• Objective: Compile every line that includes the word "title".

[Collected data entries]
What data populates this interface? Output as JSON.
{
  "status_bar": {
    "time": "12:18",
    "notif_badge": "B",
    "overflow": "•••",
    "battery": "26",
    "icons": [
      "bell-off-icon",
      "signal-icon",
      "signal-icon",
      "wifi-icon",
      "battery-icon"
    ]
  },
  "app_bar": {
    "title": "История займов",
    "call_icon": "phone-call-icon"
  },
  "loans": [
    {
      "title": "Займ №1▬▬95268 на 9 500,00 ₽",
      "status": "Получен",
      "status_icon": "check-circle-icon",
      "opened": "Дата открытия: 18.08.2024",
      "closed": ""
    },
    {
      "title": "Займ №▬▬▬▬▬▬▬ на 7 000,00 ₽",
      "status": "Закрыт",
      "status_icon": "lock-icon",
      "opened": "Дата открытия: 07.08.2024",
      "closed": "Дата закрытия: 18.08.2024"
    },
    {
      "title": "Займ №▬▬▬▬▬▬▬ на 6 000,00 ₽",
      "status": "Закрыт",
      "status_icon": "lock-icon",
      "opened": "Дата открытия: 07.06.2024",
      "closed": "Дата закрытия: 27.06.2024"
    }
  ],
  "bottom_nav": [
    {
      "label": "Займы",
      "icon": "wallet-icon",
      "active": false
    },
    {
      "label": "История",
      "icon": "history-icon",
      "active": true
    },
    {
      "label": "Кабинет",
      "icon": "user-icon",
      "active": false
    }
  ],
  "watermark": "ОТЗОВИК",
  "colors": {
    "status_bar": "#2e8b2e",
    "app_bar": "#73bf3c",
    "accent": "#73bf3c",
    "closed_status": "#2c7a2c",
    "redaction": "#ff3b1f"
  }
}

• Answer to the exercise:
    "title": "История займов",
      "title": "Займ №1▬▬95268 на 9 500,00 ₽",
      "title": "Займ №▬▬▬▬▬▬▬ на 7 000,00 ₽",
      "title": "Займ №▬▬▬▬▬▬▬ на 6 000,00 ₽",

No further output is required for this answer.